*Dataset entries*
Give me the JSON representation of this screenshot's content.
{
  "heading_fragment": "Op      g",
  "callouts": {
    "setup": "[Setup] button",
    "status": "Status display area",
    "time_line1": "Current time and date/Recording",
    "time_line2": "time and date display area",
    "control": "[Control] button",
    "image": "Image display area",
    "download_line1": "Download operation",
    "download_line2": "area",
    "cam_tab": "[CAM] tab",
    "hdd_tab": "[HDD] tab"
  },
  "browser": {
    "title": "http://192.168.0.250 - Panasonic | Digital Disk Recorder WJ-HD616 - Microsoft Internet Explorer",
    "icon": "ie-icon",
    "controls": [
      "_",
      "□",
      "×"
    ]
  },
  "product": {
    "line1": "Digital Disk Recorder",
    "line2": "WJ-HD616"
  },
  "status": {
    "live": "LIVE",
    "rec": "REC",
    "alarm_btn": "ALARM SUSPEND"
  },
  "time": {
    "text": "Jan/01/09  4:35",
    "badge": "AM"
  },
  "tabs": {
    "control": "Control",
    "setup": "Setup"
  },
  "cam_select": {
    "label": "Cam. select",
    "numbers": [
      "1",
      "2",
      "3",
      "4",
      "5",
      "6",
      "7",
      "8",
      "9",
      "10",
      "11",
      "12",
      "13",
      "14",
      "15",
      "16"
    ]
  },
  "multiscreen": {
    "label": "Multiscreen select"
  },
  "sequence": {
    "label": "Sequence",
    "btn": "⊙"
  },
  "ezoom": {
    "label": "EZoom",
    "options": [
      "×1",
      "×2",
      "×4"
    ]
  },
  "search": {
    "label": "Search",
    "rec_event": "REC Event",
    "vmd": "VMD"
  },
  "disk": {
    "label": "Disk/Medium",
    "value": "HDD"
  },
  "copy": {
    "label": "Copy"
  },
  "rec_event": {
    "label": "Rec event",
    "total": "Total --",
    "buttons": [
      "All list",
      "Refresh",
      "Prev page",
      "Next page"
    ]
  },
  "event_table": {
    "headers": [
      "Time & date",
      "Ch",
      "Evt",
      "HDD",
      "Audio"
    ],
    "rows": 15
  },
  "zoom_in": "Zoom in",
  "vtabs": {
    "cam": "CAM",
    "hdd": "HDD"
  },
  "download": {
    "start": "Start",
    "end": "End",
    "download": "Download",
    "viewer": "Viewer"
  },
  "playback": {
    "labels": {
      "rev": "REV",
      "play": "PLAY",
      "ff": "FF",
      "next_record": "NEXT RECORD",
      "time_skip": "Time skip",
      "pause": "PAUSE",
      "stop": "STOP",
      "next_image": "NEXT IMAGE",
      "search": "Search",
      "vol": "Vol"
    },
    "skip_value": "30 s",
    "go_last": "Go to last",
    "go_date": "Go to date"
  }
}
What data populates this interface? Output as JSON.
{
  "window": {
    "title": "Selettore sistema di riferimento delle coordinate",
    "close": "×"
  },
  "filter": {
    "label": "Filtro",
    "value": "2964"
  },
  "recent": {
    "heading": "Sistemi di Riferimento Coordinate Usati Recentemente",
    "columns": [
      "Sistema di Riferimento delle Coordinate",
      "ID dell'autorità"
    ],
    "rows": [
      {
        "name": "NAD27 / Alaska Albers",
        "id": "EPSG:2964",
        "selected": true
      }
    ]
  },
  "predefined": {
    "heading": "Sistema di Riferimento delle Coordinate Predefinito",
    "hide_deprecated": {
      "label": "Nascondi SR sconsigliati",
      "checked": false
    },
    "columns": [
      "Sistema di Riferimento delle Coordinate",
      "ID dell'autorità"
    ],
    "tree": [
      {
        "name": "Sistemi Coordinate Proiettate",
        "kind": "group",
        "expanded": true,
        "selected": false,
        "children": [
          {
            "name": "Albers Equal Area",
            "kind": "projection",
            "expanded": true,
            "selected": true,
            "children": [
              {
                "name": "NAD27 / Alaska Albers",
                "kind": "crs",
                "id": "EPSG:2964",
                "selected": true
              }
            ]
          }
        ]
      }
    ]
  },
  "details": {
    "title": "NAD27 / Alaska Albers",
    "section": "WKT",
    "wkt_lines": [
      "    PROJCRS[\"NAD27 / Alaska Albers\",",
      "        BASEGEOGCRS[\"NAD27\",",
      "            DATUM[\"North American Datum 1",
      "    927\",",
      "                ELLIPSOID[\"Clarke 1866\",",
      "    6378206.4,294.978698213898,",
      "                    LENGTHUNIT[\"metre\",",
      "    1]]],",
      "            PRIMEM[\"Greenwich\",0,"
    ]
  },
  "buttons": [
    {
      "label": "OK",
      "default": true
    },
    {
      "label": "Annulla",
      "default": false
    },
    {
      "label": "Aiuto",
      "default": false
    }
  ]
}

*What the task requires*
From the listing above, reproduce all the lines exactly.

*Response*
Give me the JSON representation of this screenshot's content.
{
  "heading_fragment": "Op      g",
  "callouts": {
    "setup": "[Setup] button",
    "status": "Status display area",
    "time_line1": "Current time and date/Recording",
    "time_line2": "time and date display area",
    "control": "[Control] button",
    "image": "Image display area",
    "download_line1": "Download operation",
    "download_line2": "area",
    "cam_tab": "[CAM] tab",
    "hdd_tab": "[HDD] tab"
  },
  "browser": {
    "title": "http://192.168.0.250 - Panasonic | Digital Disk Recorder WJ-HD616 - Microsoft Internet Explorer",
    "icon": "ie-icon",
    "controls": [
      "_",
      "□",
      "×"
    ]
  },
  "product": {
    "line1": "Digital Disk Recorder",
    "line2": "WJ-HD616"
  },
  "status": {
    "live": "LIVE",
    "rec": "REC",
    "alarm_btn": "ALARM SUSPEND"
  },
  "time": {
    "text": "Jan/01/09  4:35",
    "badge": "AM"
  },
  "tabs": {
    "control": "Control",
    "setup": "Setup"
  },
  "cam_select": {
    "label": "Cam. select",
    "numbers": [
      "1",
      "2",
      "3",
      "4",
      "5",
      "6",
      "7",
      "8",
      "9",
      "10",
      "11",
      "12",
      "13",
      "14",
      "15",
      "16"
    ]
  },
  "multiscreen": {
    "label": "Multiscreen select"
  },
  "sequence": {
    "label": "Sequence",
    "btn": "⊙"
  },
  "ezoom": {
    "label": "EZoom",
    "options": [
      "×1",
      "×2",
      "×4"
    ]
  },
  "search": {
    "label": "Search",
    "rec_event": "REC Event",
    "vmd": "VMD"
  },
  "disk": {
    "label": "Disk/Medium",
    "value": "HDD"
  },
  "copy": {
    "label": "Copy"
  },
  "rec_event": {
    "label": "Rec event",
    "total": "Total --",
    "buttons": [
      "All list",
      "Refresh",
      "Prev page",
      "Next page"
    ]
  },
  "event_table": {
    "headers": [
      "Time & date",
      "Ch",
      "Evt",
      "HDD",
      "Audio"
    ],
    "rows": 15
  },
  "zoom_in": "Zoom in",
  "vtabs": {
    "cam": "CAM",
    "hdd": "HDD"
  },
  "download": {
    "start": "Start",
    "end": "End",
    "download": "Download",
    "viewer": "Viewer"
  },
  "playback": {
    "labels": {
      "rev": "REV",
      "play": "PLAY",
      "ff": "FF",
      "next_record": "NEXT RECORD",
      "time_skip": "Time skip",
      "pause": "PAUSE",
      "stop": "STOP",
      "next_image": "NEXT IMAGE",
      "search": "Search",
      "vol": "Vol"
    },
    "skip_value": "30 s",
    "go_last": "Go to last",
    "go_date": "Go to date"
  }
}
What data populates this interface? Output as JSON.
{
  "window": {
    "title": "Selettore sistema di riferimento delle coordinate",
    "close": "×"
  },
  "filter": {
    "label": "Filtro",
    "value": "2964"
  },
  "recent": {
    "heading": "Sistemi di Riferimento Coordinate Usati Recentemente",
    "columns": [
      "Sistema di Riferimento delle Coordinate",
      "ID dell'autorità"
    ],
    "rows": [
      {
        "name": "NAD27 / Alaska Albers",
        "id": "EPSG:2964",
        "selected": true
      }
    ]
  },
  "predefined": {
    "heading": "Sistema di Riferimento delle Coordinate Predefinito",
    "hide_deprecated": {
      "label": "Nascondi SR sconsigliati",
      "checked": false
    },
    "columns": [
      "Sistema di Riferimento delle Coordinate",
      "ID dell'autorità"
    ],
    "tree": [
      {
        "name": "Sistemi Coordinate Proiettate",
        "kind": "group",
        "expanded": true,
        "selected": false,
        "children": [
          {
            "name": "Albers Equal Area",
            "kind": "projection",
            "expanded": true,
            "selected": true,
            "children": [
              {
                "name": "NAD27 / Alaska Albers",
                "kind": "crs",
                "id": "EPSG:2964",
                "selected": true
              }
            ]
          }
        ]
      }
    ]
  },
  "details": {
    "title": "NAD27 / Alaska Albers",
    "section": "WKT",
    "wkt_lines": [
      "    PROJCRS[\"NAD27 / Alaska Albers\",",
      "        BASEGEOGCRS[\"NAD27\",",
      "            DATUM[\"North American Datum 1",
      "    927\",",
      "                ELLIPSOID[\"Clarke 1866\",",
      "    6378206.4,294.978698213898,",
      "                    LENGTHUNIT[\"metre\",",
      "    1]]],",
      "            PRIMEM[\"Greenwich\",0,"
    ]
  },
  "buttons": [
    {
      "label": "OK",
      "default": true
    },
    {
      "label": "Annulla",
      "default": false
    },
    {
      "label": "Aiuto",
      "default": false
    }
  ]
}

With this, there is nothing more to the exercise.